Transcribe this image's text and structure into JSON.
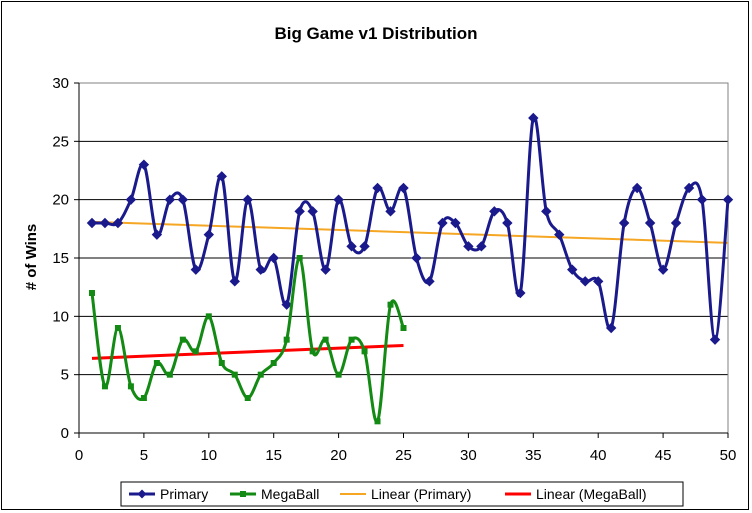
{
  "chart_data": {
    "type": "line",
    "title": "Big Game v1 Distribution",
    "xlabel": "",
    "ylabel": "# of Wins",
    "xlim": [
      0,
      50
    ],
    "ylim": [
      0,
      30
    ],
    "xticks": [
      0,
      5,
      10,
      15,
      20,
      25,
      30,
      35,
      40,
      45,
      50
    ],
    "yticks": [
      0,
      5,
      10,
      15,
      20,
      25,
      30
    ],
    "grid": "horizontal",
    "legend_position": "bottom",
    "series": [
      {
        "name": "Primary",
        "color": "#1a1a8c",
        "marker": "diamond",
        "x": [
          1,
          2,
          3,
          4,
          5,
          6,
          7,
          8,
          9,
          10,
          11,
          12,
          13,
          14,
          15,
          16,
          17,
          18,
          19,
          20,
          21,
          22,
          23,
          24,
          25,
          26,
          27,
          28,
          29,
          30,
          31,
          32,
          33,
          34,
          35,
          36,
          37,
          38,
          39,
          40,
          41,
          42,
          43,
          44,
          45,
          46,
          47,
          48,
          49,
          50
        ],
        "values": [
          18,
          18,
          18,
          20,
          23,
          17,
          20,
          20,
          14,
          17,
          22,
          13,
          20,
          14,
          15,
          11,
          19,
          19,
          14,
          20,
          16,
          16,
          21,
          19,
          21,
          15,
          13,
          18,
          18,
          16,
          16,
          19,
          18,
          12,
          27,
          19,
          17,
          14,
          13,
          13,
          9,
          18,
          21,
          18,
          14,
          18,
          21,
          20,
          8,
          20
        ]
      },
      {
        "name": "MegaBall",
        "color": "#138a13",
        "marker": "square",
        "x": [
          1,
          2,
          3,
          4,
          5,
          6,
          7,
          8,
          9,
          10,
          11,
          12,
          13,
          14,
          15,
          16,
          17,
          18,
          19,
          20,
          21,
          22,
          23,
          24,
          25
        ],
        "values": [
          12,
          4,
          9,
          4,
          3,
          6,
          5,
          8,
          7,
          10,
          6,
          5,
          3,
          5,
          6,
          8,
          15,
          7,
          8,
          5,
          8,
          7,
          1,
          11,
          9
        ]
      },
      {
        "name": "Linear (Primary)",
        "color": "#f5a623",
        "trendline": true,
        "x": [
          1,
          50
        ],
        "values": [
          18.1,
          16.3
        ]
      },
      {
        "name": "Linear (MegaBall)",
        "color": "#ff0000",
        "trendline": true,
        "x": [
          1,
          25
        ],
        "values": [
          6.4,
          7.5
        ]
      }
    ]
  }
}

- _Description of the task_:
Quote all of the entries word for word, omitting any pictures.

- _Solution for this task_:
Transcribe this image's text and structure into JSON.
{
  "chart_data": {
    "type": "line",
    "title": "Big Game v1 Distribution",
    "xlabel": "",
    "ylabel": "# of Wins",
    "xlim": [
      0,
      50
    ],
    "ylim": [
      0,
      30
    ],
    "xticks": [
      0,
      5,
      10,
      15,
      20,
      25,
      30,
      35,
      40,
      45,
      50
    ],
    "yticks": [
      0,
      5,
      10,
      15,
      20,
      25,
      30
    ],
    "grid": "horizontal",
    "legend_position": "bottom",
    "series": [
      {
        "name": "Primary",
        "color": "#1a1a8c",
        "marker": "diamond",
        "x": [
          1,
          2,
          3,
          4,
          5,
          6,
          7,
          8,
          9,
          10,
          11,
          12,
          13,
          14,
          15,
          16,
          17,
          18,
          19,
          20,
          21,
          22,
          23,
          24,
          25,
          26,
          27,
          28,
          29,
          30,
          31,
          32,
          33,
          34,
          35,
          36,
          37,
          38,
          39,
          40,
          41,
          42,
          43,
          44,
          45,
          46,
          47,
          48,
          49,
          50
        ],
        "values": [
          18,
          18,
          18,
          20,
          23,
          17,
          20,
          20,
          14,
          17,
          22,
          13,
          20,
          14,
          15,
          11,
          19,
          19,
          14,
          20,
          16,
          16,
          21,
          19,
          21,
          15,
          13,
          18,
          18,
          16,
          16,
          19,
          18,
          12,
          27,
          19,
          17,
          14,
          13,
          13,
          9,
          18,
          21,
          18,
          14,
          18,
          21,
          20,
          8,
          20
        ]
      },
      {
        "name": "MegaBall",
        "color": "#138a13",
        "marker": "square",
        "x": [
          1,
          2,
          3,
          4,
          5,
          6,
          7,
          8,
          9,
          10,
          11,
          12,
          13,
          14,
          15,
          16,
          17,
          18,
          19,
          20,
          21,
          22,
          23,
          24,
          25
        ],
        "values": [
          12,
          4,
          9,
          4,
          3,
          6,
          5,
          8,
          7,
          10,
          6,
          5,
          3,
          5,
          6,
          8,
          15,
          7,
          8,
          5,
          8,
          7,
          1,
          11,
          9
        ]
      },
      {
        "name": "Linear (Primary)",
        "color": "#f5a623",
        "trendline": true,
        "x": [
          1,
          50
        ],
        "values": [
          18.1,
          16.3
        ]
      },
      {
        "name": "Linear (MegaBall)",
        "color": "#ff0000",
        "trendline": true,
        "x": [
          1,
          25
        ],
        "values": [
          6.4,
          7.5
        ]
      }
    ]
  }
}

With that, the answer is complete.